--- start Data section ---
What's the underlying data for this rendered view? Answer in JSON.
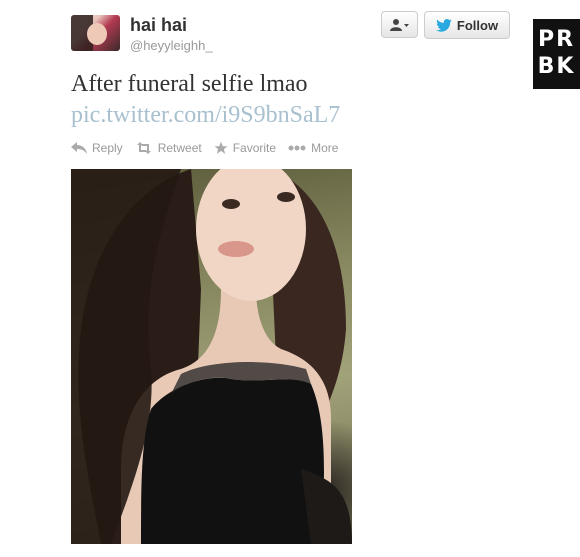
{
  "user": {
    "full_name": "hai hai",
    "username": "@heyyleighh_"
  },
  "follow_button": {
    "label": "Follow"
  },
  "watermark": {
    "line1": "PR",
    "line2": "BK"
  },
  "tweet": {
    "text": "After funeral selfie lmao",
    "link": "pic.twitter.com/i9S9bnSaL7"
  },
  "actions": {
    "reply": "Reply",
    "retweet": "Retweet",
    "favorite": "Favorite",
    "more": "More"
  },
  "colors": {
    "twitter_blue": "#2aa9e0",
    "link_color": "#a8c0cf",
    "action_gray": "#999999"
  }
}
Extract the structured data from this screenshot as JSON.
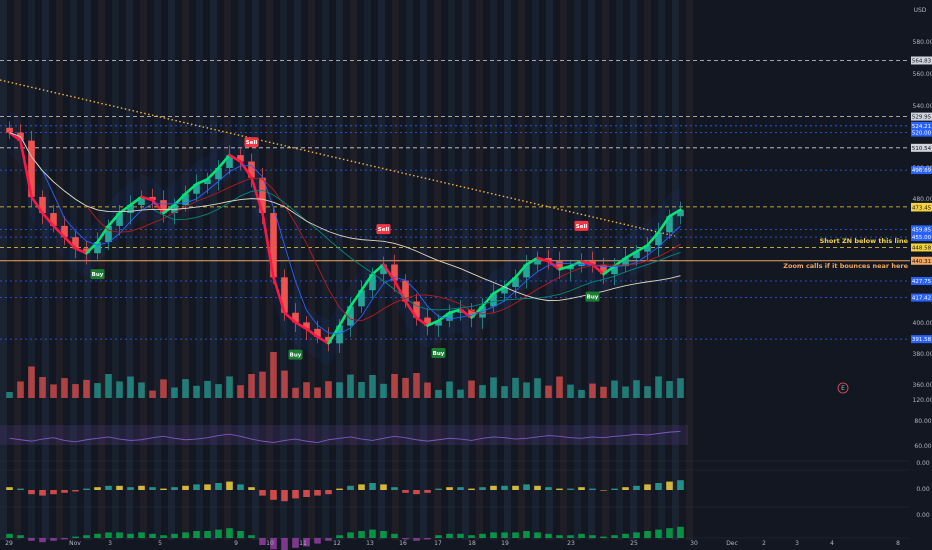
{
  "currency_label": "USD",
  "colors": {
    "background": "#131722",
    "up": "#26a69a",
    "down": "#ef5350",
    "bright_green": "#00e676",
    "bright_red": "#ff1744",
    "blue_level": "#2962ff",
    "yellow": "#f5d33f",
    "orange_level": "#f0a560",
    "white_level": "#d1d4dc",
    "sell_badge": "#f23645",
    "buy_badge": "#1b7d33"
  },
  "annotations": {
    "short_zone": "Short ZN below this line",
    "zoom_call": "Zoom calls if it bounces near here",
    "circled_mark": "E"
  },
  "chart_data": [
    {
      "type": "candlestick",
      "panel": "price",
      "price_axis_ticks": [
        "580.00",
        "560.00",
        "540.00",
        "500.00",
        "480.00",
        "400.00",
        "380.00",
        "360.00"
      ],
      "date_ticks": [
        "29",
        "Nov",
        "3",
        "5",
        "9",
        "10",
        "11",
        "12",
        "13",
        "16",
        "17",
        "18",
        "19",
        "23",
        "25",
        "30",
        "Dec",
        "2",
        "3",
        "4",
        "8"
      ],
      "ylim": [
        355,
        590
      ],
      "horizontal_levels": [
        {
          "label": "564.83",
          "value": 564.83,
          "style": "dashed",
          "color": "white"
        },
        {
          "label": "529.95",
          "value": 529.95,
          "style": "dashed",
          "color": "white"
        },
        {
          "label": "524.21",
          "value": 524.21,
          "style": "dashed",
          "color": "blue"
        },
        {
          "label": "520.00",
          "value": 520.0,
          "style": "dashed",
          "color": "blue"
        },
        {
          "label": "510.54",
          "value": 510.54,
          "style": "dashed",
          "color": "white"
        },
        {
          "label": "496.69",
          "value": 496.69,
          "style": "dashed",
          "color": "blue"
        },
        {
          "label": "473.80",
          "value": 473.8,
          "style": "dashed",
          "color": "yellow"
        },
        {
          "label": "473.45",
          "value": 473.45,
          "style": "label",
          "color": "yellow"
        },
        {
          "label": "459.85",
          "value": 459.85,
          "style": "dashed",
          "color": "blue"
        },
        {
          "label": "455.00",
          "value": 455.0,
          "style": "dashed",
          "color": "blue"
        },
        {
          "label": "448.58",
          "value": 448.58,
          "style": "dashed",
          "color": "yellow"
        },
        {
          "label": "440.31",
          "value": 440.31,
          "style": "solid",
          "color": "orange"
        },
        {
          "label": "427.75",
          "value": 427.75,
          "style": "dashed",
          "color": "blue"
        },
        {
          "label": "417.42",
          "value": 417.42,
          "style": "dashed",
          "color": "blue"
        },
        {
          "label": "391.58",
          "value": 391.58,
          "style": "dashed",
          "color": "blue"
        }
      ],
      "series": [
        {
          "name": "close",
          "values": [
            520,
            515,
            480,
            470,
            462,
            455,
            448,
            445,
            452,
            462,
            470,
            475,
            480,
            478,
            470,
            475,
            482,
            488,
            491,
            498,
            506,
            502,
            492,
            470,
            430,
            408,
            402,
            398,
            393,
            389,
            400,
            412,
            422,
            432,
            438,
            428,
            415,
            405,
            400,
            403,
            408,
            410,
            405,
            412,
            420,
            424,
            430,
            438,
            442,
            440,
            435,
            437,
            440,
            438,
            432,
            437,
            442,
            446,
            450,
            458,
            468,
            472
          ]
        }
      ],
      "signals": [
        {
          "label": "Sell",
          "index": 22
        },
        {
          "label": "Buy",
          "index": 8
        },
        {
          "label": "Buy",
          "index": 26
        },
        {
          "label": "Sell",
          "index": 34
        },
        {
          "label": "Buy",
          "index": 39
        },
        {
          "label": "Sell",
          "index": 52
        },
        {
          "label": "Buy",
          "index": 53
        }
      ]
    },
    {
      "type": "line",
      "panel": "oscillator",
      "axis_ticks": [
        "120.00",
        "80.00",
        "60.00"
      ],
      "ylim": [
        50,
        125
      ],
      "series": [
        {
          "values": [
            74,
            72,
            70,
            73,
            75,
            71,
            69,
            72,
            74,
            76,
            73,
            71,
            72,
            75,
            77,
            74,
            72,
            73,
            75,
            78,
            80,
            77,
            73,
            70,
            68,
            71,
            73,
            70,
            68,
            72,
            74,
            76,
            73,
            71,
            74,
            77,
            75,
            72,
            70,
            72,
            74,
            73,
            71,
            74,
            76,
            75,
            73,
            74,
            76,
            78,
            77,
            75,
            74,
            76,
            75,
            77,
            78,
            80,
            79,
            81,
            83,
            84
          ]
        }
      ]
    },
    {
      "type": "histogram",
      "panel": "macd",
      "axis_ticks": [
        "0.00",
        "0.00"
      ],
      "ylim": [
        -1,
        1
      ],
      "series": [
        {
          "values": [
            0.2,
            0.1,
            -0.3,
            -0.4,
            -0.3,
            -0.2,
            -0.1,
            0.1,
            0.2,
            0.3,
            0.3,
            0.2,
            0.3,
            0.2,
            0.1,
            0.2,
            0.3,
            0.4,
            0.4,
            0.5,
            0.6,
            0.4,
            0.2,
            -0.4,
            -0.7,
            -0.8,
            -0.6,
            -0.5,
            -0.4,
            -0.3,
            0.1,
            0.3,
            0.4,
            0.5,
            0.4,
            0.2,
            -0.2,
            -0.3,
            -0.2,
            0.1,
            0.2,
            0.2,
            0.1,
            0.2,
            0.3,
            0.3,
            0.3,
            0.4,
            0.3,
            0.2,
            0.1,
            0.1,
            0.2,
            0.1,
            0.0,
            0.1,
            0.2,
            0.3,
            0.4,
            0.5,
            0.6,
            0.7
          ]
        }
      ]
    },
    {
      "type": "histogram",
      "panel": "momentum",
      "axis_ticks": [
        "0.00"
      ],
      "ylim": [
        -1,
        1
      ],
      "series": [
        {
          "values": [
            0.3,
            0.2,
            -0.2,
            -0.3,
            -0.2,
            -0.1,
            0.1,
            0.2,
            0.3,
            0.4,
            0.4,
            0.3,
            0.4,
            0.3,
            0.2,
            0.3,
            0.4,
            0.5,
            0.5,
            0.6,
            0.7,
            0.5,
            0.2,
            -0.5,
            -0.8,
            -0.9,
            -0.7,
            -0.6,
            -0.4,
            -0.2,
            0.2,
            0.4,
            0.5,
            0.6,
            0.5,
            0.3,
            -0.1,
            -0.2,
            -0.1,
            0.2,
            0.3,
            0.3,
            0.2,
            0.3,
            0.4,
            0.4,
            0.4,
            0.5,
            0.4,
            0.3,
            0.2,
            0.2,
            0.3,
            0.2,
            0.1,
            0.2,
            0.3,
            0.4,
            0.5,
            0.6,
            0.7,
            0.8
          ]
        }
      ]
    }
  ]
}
--- end Data section ---
--- start Data section ---
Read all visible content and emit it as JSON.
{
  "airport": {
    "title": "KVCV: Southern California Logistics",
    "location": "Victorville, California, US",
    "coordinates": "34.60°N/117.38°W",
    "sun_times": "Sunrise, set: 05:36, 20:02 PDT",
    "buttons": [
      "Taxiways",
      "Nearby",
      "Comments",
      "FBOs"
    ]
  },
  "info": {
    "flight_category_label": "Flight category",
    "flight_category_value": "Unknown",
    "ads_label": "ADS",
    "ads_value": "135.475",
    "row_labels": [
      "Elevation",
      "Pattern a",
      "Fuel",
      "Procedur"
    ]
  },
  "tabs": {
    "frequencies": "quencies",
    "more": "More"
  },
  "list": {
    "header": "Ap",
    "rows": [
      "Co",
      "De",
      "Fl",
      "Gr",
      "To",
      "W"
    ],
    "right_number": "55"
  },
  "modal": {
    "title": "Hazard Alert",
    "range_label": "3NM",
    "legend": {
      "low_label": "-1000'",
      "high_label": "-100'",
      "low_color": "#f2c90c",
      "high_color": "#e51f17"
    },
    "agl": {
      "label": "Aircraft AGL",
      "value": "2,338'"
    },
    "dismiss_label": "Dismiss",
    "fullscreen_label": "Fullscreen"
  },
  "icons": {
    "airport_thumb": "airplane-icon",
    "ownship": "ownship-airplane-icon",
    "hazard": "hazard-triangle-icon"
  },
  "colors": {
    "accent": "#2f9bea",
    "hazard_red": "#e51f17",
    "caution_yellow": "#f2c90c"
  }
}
--- end Data section ---
**What you are asked to do**
All lines that include "title" are to be gathered and copied.

**Solution to the exercise**
    "title": "KVCV: Southern California Logistics",
    "title": "Hazard Alert",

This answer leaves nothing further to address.